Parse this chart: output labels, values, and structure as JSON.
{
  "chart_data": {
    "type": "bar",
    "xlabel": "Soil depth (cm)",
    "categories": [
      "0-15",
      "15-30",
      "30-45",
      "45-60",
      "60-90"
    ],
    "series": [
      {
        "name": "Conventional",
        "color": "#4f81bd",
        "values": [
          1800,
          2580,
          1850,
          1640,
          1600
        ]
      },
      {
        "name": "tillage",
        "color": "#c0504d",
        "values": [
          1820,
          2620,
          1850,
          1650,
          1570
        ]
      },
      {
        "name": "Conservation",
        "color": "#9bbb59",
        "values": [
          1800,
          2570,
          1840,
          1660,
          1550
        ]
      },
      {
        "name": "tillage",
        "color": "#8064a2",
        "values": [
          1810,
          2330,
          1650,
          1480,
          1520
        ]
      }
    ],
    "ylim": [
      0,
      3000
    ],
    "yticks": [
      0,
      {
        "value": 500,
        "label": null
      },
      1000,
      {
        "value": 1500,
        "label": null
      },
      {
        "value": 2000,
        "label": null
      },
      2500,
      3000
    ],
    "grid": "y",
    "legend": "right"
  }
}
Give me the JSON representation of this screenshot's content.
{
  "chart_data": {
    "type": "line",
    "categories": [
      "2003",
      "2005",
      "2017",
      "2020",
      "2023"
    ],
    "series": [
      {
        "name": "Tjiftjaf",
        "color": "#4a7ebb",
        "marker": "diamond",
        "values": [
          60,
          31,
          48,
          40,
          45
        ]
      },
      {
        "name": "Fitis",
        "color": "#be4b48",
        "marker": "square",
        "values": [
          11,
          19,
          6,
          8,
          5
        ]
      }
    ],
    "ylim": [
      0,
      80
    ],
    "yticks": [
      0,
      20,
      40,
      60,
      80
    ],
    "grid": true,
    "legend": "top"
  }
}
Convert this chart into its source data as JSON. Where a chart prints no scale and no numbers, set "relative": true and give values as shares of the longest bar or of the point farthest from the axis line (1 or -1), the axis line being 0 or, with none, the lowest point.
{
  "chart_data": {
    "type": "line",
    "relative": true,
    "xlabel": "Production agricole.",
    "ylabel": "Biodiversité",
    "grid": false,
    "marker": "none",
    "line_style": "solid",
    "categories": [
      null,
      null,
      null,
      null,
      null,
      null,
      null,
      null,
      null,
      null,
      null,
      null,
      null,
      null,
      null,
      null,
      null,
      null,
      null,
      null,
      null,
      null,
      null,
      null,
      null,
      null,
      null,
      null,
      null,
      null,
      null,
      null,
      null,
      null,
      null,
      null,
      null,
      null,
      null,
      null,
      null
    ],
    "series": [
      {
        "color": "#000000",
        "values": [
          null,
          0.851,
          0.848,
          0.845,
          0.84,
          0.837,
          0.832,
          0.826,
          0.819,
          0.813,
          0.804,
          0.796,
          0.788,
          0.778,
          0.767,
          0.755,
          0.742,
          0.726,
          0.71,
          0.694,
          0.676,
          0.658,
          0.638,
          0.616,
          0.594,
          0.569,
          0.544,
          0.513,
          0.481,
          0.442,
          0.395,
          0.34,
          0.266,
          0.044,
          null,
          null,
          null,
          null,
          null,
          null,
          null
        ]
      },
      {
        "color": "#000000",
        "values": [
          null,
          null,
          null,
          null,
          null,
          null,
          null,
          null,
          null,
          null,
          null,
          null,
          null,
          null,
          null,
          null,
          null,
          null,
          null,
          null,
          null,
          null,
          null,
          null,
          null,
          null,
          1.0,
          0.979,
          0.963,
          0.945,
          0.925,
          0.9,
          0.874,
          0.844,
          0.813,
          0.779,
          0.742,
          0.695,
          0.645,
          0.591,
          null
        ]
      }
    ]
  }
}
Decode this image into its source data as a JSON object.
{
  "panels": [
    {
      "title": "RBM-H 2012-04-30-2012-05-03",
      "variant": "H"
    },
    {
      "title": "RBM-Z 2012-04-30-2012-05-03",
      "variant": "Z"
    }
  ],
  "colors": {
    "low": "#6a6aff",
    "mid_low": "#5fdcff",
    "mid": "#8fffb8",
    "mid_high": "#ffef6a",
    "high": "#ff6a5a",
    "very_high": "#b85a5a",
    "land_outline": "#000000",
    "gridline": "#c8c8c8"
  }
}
=-=-=
— AIM OF THE TASK —
Transcribe the records above exactly, but only from the line that contains "Decode this image" through their final line, inclusive.

— OUTPUT —
Decode this image into its source data as a JSON object.
{
  "panels": [
    {
      "title": "RBM-H 2012-04-30-2012-05-03",
      "variant": "H"
    },
    {
      "title": "RBM-Z 2012-04-30-2012-05-03",
      "variant": "Z"
    }
  ],
  "colors": {
    "low": "#6a6aff",
    "mid_low": "#5fdcff",
    "mid": "#8fffb8",
    "mid_high": "#ffef6a",
    "high": "#ff6a5a",
    "very_high": "#b85a5a",
    "land_outline": "#000000",
    "gridline": "#c8c8c8"
  }
}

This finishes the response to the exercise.